**Problem details**
Every line must be returned precisely as it is written.

START

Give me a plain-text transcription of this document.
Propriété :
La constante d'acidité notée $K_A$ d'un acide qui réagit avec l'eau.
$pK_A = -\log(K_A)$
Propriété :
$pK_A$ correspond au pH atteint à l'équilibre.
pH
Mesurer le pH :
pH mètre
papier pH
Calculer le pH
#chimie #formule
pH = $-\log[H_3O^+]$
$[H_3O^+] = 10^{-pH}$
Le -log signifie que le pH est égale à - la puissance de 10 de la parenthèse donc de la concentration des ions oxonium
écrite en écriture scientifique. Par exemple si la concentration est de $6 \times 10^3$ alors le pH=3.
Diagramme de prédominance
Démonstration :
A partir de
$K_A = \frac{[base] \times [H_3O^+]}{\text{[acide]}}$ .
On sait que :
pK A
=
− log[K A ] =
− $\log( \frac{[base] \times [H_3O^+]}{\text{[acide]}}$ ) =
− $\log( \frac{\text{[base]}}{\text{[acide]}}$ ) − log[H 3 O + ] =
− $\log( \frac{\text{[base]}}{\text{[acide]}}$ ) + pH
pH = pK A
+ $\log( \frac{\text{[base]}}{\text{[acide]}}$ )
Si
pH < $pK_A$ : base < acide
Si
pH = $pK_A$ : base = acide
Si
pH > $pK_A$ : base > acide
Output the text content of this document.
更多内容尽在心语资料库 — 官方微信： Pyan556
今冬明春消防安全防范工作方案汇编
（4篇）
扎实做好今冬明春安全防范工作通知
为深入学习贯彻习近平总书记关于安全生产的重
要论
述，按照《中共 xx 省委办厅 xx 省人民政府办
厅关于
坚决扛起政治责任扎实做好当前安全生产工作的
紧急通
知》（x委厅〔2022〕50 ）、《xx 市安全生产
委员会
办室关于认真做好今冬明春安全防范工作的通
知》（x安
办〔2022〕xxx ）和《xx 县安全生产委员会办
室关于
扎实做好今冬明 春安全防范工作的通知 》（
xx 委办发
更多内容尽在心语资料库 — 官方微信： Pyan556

END

**In response**
Give me a plain-text transcription of this document.
Propriété :
La constante d'acidité notée $K_A$ d'un acide qui réagit avec l'eau.
$pK_A = -\log(K_A)$
Propriété :
$pK_A$ correspond au pH atteint à l'équilibre.
pH
Mesurer le pH :
pH mètre
papier pH
Calculer le pH
#chimie #formule
pH = $-\log[H_3O^+]$
$[H_3O^+] = 10^{-pH}$
Le -log signifie que le pH est égale à - la puissance de 10 de la parenthèse donc de la concentration des ions oxonium
écrite en écriture scientifique. Par exemple si la concentration est de $6 \times 10^3$ alors le pH=3.
Diagramme de prédominance
Démonstration :
A partir de
$K_A = \frac{[base] \times [H_3O^+]}{\text{[acide]}}$ .
On sait que :
pK A
=
− log[K A ] =
− $\log( \frac{[base] \times [H_3O^+]}{\text{[acide]}}$ ) =
− $\log( \frac{\text{[base]}}{\text{[acide]}}$ ) − log[H 3 O + ] =
− $\log( \frac{\text{[base]}}{\text{[acide]}}$ ) + pH
pH = pK A
+ $\log( \frac{\text{[base]}}{\text{[acide]}}$ )
Si
pH < $pK_A$ : base < acide
Si
pH = $pK_A$ : base = acide
Si
pH > $pK_A$ : base > acide
Output the text content of this document.
更多内容尽在心语资料库 — 官方微信： Pyan556
今冬明春消防安全防范工作方案汇编
（4篇）
扎实做好今冬明春安全防范工作通知
为深入学习贯彻习近平总书记关于安全生产的重
要论
述，按照《中共 xx 省委办厅 xx 省人民政府办
厅关于
坚决扛起政治责任扎实做好当前安全生产工作的
紧急通
知》（x委厅〔2022〕50 ）、《xx 市安全生产
委员会
办室关于认真做好今冬明春安全防范工作的通
知》（x安
办〔2022〕xxx ）和《xx 县安全生产委员会办
室关于
扎实做好今冬明 春安全防范工作的通知 》（
xx 委办发
更多内容尽在心语资料库 — 官方微信： Pyan556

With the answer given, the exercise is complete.